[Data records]
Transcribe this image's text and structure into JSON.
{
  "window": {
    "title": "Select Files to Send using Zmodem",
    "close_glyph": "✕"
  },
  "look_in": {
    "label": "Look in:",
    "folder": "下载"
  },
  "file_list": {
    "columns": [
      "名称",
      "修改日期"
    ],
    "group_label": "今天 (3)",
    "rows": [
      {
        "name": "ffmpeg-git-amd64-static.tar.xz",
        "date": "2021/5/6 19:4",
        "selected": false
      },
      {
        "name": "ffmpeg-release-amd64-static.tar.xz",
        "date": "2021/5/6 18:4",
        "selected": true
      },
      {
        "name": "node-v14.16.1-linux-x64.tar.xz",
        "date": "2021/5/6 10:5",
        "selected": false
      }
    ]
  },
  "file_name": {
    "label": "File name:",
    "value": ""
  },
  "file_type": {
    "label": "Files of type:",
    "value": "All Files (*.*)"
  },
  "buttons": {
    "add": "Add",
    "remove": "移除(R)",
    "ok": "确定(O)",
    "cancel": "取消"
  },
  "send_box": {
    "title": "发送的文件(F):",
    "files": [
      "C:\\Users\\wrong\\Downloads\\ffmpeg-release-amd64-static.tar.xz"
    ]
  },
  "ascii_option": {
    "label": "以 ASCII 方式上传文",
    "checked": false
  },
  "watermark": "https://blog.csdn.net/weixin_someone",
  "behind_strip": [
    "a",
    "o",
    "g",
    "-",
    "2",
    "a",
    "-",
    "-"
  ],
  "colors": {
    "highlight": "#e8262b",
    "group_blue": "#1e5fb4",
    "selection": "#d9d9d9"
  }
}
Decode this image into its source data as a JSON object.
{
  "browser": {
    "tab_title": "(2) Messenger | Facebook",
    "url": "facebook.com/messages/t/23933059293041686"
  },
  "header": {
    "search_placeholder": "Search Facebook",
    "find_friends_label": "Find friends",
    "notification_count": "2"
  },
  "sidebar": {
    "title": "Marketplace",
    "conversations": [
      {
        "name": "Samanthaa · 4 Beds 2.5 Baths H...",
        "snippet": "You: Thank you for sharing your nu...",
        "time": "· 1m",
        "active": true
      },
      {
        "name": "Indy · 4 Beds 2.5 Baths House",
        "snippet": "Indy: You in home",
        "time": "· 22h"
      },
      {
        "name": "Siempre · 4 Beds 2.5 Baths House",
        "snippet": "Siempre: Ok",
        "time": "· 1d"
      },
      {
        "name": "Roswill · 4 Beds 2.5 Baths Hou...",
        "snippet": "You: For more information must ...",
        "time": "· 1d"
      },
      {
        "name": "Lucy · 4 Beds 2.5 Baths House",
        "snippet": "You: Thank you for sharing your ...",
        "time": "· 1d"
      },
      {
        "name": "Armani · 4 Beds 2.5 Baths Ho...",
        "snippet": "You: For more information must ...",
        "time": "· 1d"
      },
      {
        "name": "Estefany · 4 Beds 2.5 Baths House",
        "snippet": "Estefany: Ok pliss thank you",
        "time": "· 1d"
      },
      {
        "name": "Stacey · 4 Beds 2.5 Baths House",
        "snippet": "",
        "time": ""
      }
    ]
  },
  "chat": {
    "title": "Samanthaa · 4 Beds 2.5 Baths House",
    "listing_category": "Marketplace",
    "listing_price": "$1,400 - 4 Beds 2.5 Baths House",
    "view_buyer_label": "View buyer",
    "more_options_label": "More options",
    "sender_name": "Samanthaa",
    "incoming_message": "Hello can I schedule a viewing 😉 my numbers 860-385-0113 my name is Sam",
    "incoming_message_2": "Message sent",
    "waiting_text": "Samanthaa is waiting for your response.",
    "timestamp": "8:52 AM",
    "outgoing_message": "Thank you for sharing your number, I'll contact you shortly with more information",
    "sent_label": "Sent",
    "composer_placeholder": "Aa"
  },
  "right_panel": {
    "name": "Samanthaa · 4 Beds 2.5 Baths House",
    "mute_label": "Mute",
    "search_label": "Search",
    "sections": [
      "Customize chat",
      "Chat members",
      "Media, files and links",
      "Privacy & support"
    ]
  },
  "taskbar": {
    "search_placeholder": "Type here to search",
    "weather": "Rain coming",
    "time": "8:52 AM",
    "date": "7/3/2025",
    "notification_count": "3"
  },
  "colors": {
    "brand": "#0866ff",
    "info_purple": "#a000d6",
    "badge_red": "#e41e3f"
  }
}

> Directions for this task
All entries shown above should be printed again exactly.

> Solution for this task
Transcribe this image's text and structure into JSON.
{
  "window": {
    "title": "Select Files to Send using Zmodem",
    "close_glyph": "✕"
  },
  "look_in": {
    "label": "Look in:",
    "folder": "下载"
  },
  "file_list": {
    "columns": [
      "名称",
      "修改日期"
    ],
    "group_label": "今天 (3)",
    "rows": [
      {
        "name": "ffmpeg-git-amd64-static.tar.xz",
        "date": "2021/5/6 19:4",
        "selected": false
      },
      {
        "name": "ffmpeg-release-amd64-static.tar.xz",
        "date": "2021/5/6 18:4",
        "selected": true
      },
      {
        "name": "node-v14.16.1-linux-x64.tar.xz",
        "date": "2021/5/6 10:5",
        "selected": false
      }
    ]
  },
  "file_name": {
    "label": "File name:",
    "value": ""
  },
  "file_type": {
    "label": "Files of type:",
    "value": "All Files (*.*)"
  },
  "buttons": {
    "add": "Add",
    "remove": "移除(R)",
    "ok": "确定(O)",
    "cancel": "取消"
  },
  "send_box": {
    "title": "发送的文件(F):",
    "files": [
      "C:\\Users\\wrong\\Downloads\\ffmpeg-release-amd64-static.tar.xz"
    ]
  },
  "ascii_option": {
    "label": "以 ASCII 方式上传文",
    "checked": false
  },
  "watermark": "https://blog.csdn.net/weixin_someone",
  "behind_strip": [
    "a",
    "o",
    "g",
    "-",
    "2",
    "a",
    "-",
    "-"
  ],
  "colors": {
    "highlight": "#e8262b",
    "group_blue": "#1e5fb4",
    "selection": "#d9d9d9"
  }
}
Decode this image into its source data as a JSON object.
{
  "browser": {
    "tab_title": "(2) Messenger | Facebook",
    "url": "facebook.com/messages/t/23933059293041686"
  },
  "header": {
    "search_placeholder": "Search Facebook",
    "find_friends_label": "Find friends",
    "notification_count": "2"
  },
  "sidebar": {
    "title": "Marketplace",
    "conversations": [
      {
        "name": "Samanthaa · 4 Beds 2.5 Baths H...",
        "snippet": "You: Thank you for sharing your nu...",
        "time": "· 1m",
        "active": true
      },
      {
        "name": "Indy · 4 Beds 2.5 Baths House",
        "snippet": "Indy: You in home",
        "time": "· 22h"
      },
      {
        "name": "Siempre · 4 Beds 2.5 Baths House",
        "snippet": "Siempre: Ok",
        "time": "· 1d"
      },
      {
        "name": "Roswill · 4 Beds 2.5 Baths Hou...",
        "snippet": "You: For more information must ...",
        "time": "· 1d"
      },
      {
        "name": "Lucy · 4 Beds 2.5 Baths House",
        "snippet": "You: Thank you for sharing your ...",
        "time": "· 1d"
      },
      {
        "name": "Armani · 4 Beds 2.5 Baths Ho...",
        "snippet": "You: For more information must ...",
        "time": "· 1d"
      },
      {
        "name": "Estefany · 4 Beds 2.5 Baths House",
        "snippet": "Estefany: Ok pliss thank you",
        "time": "· 1d"
      },
      {
        "name": "Stacey · 4 Beds 2.5 Baths House",
        "snippet": "",
        "time": ""
      }
    ]
  },
  "chat": {
    "title": "Samanthaa · 4 Beds 2.5 Baths House",
    "listing_category": "Marketplace",
    "listing_price": "$1,400 - 4 Beds 2.5 Baths House",
    "view_buyer_label": "View buyer",
    "more_options_label": "More options",
    "sender_name": "Samanthaa",
    "incoming_message": "Hello can I schedule a viewing 😉 my numbers 860-385-0113 my name is Sam",
    "incoming_message_2": "Message sent",
    "waiting_text": "Samanthaa is waiting for your response.",
    "timestamp": "8:52 AM",
    "outgoing_message": "Thank you for sharing your number, I'll contact you shortly with more information",
    "sent_label": "Sent",
    "composer_placeholder": "Aa"
  },
  "right_panel": {
    "name": "Samanthaa · 4 Beds 2.5 Baths House",
    "mute_label": "Mute",
    "search_label": "Search",
    "sections": [
      "Customize chat",
      "Chat members",
      "Media, files and links",
      "Privacy & support"
    ]
  },
  "taskbar": {
    "search_placeholder": "Type here to search",
    "weather": "Rain coming",
    "time": "8:52 AM",
    "date": "7/3/2025",
    "notification_count": "3"
  },
  "colors": {
    "brand": "#0866ff",
    "info_purple": "#a000d6",
    "badge_red": "#e41e3f"
  }
}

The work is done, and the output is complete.